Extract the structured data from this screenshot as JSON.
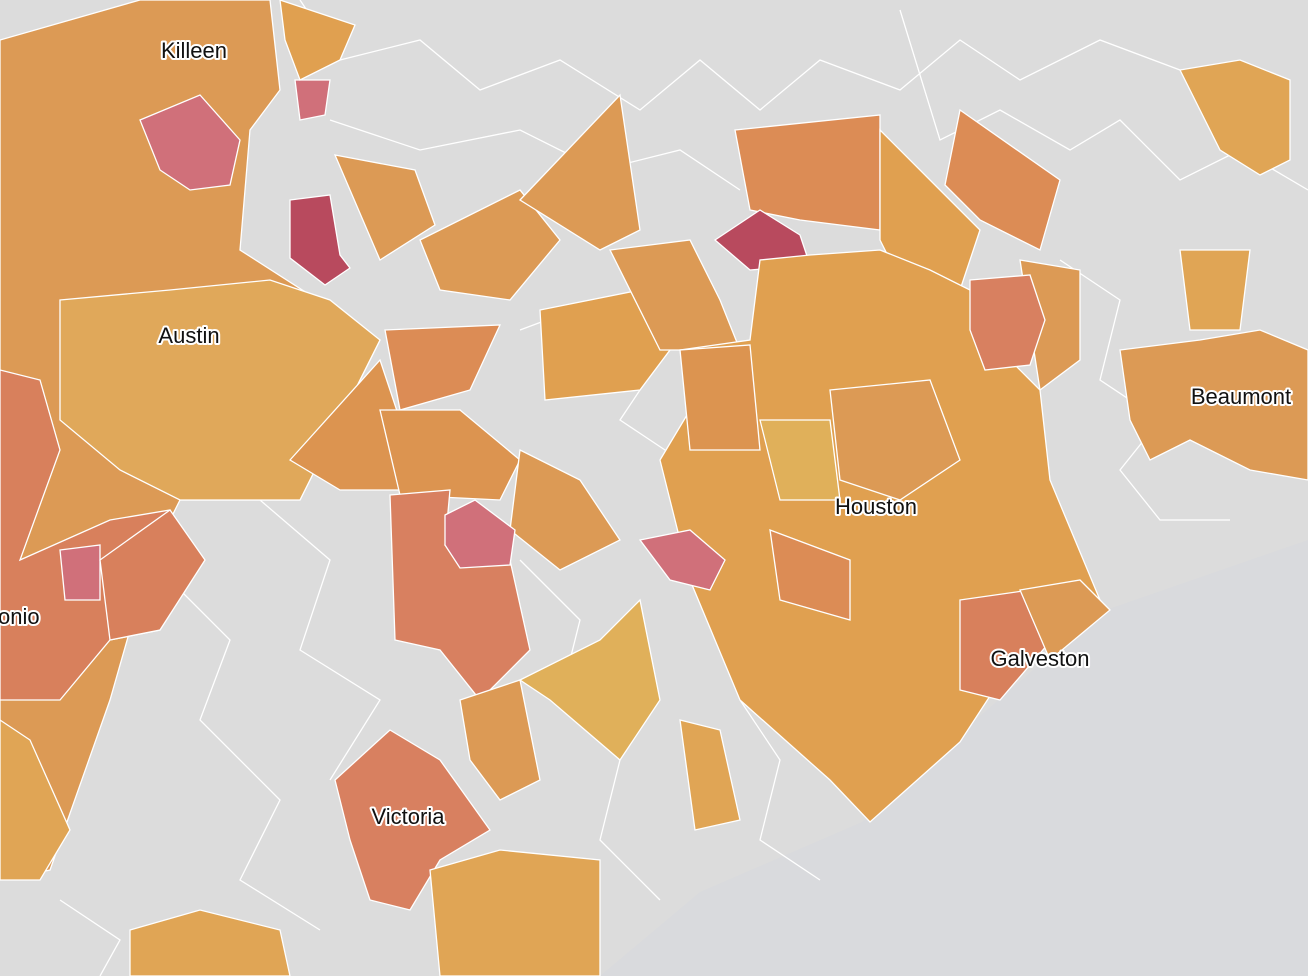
{
  "labels": [
    "Killeen",
    "Austin",
    "onio",
    "Houston",
    "Beaumont",
    "Galveston",
    "Victoria"
  ]
}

──────────

What needs to be done: Write out all the entries exactly, except for the pictures.

Task response:
Extract the structured data from this screenshot as JSON.
{
  "labels": [
    "Killeen",
    "Austin",
    "onio",
    "Houston",
    "Beaumont",
    "Galveston",
    "Victoria"
  ]
}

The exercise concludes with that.